EXERCISE INSTRUCTIONS:
Gather up every line that includes the string "также".

GIVEN ENTRIES:
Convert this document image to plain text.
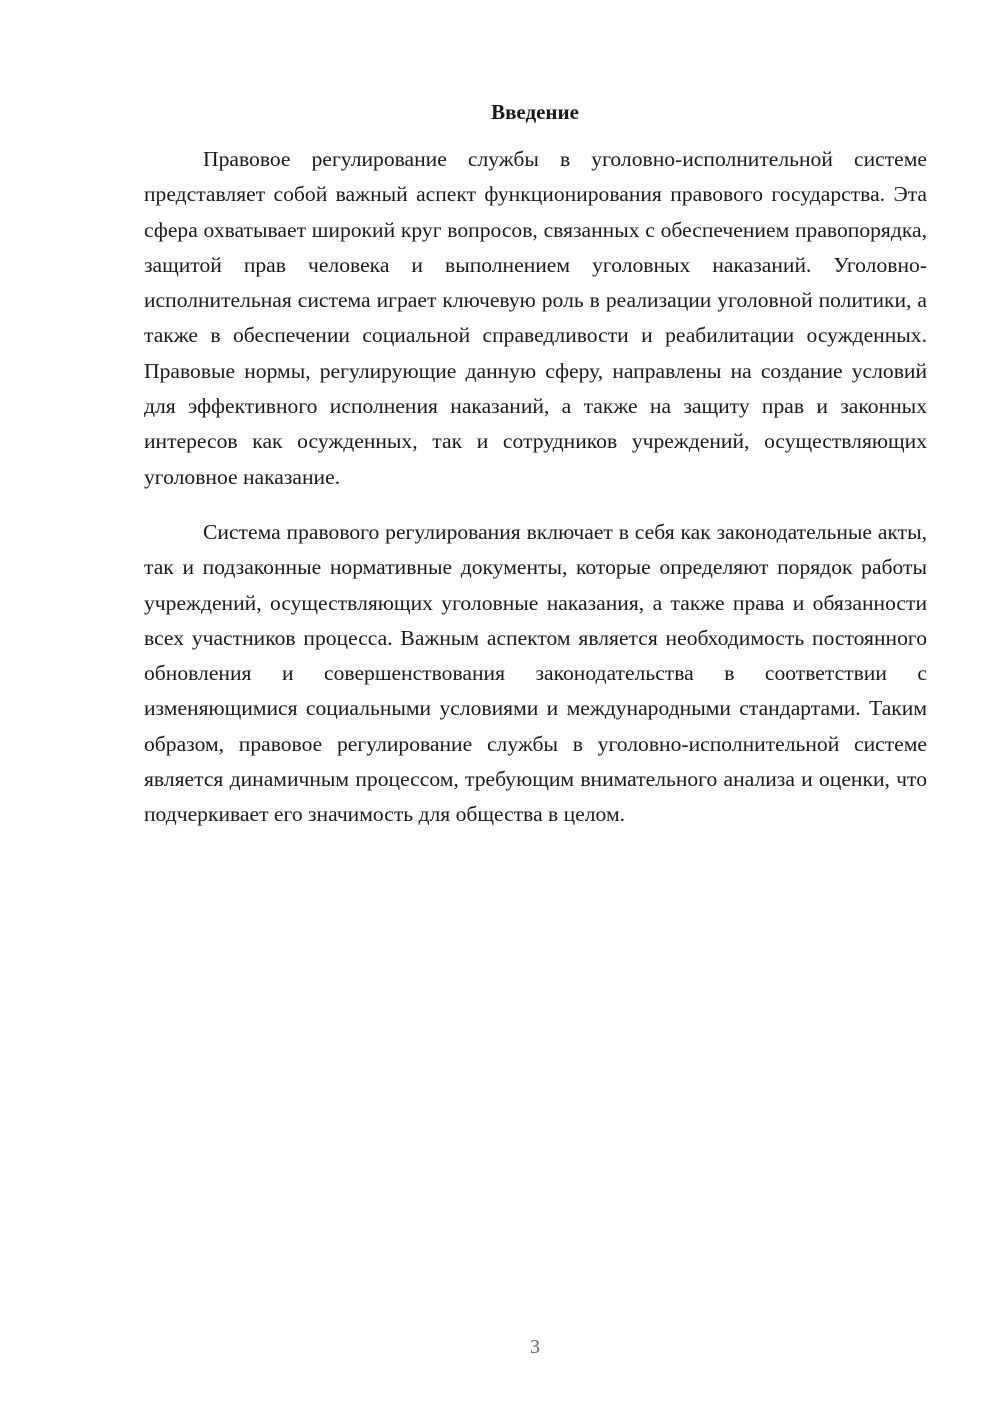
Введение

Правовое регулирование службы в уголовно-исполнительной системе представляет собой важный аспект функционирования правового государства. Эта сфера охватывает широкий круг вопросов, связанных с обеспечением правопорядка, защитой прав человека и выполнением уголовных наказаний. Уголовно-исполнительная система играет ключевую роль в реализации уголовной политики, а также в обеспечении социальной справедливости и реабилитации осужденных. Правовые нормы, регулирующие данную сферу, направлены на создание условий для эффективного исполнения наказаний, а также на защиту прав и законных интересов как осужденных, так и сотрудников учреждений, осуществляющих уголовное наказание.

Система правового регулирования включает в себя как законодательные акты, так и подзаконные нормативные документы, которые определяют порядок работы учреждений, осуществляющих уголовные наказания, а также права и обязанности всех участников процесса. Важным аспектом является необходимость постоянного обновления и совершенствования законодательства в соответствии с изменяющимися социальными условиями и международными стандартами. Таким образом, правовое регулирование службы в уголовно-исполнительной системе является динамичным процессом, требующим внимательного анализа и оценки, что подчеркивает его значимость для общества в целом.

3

OUTPUT:
Правовое регулирование службы в уголовно-исполнительной системе представляет собой важный аспект функционирования правового государства. Эта сфера охватывает широкий круг вопросов, связанных с обеспечением правопорядка, защитой прав человека и выполнением уголовных наказаний. Уголовно-исполнительная система играет ключевую роль в реализации уголовной политики, а также в обеспечении социальной справедливости и реабилитации осужденных. Правовые нормы, регулирующие данную сферу, направлены на создание условий для эффективного исполнения наказаний, а также на защиту прав и законных интересов как осужденных, так и сотрудников учреждений, осуществляющих уголовное наказание.
Система правового регулирования включает в себя как законодательные акты, так и подзаконные нормативные документы, которые определяют порядок работы учреждений, осуществляющих уголовные наказания, а также права и обязанности всех участников процесса. Важным аспектом является необходимость постоянного обновления и совершенствования законодательства в соответствии с изменяющимися социальными условиями и международными стандартами. Таким образом, правовое регулирование службы в уголовно-исполнительной системе является динамичным процессом, требующим внимательного анализа и оценки, что подчеркивает его значимость для общества в целом.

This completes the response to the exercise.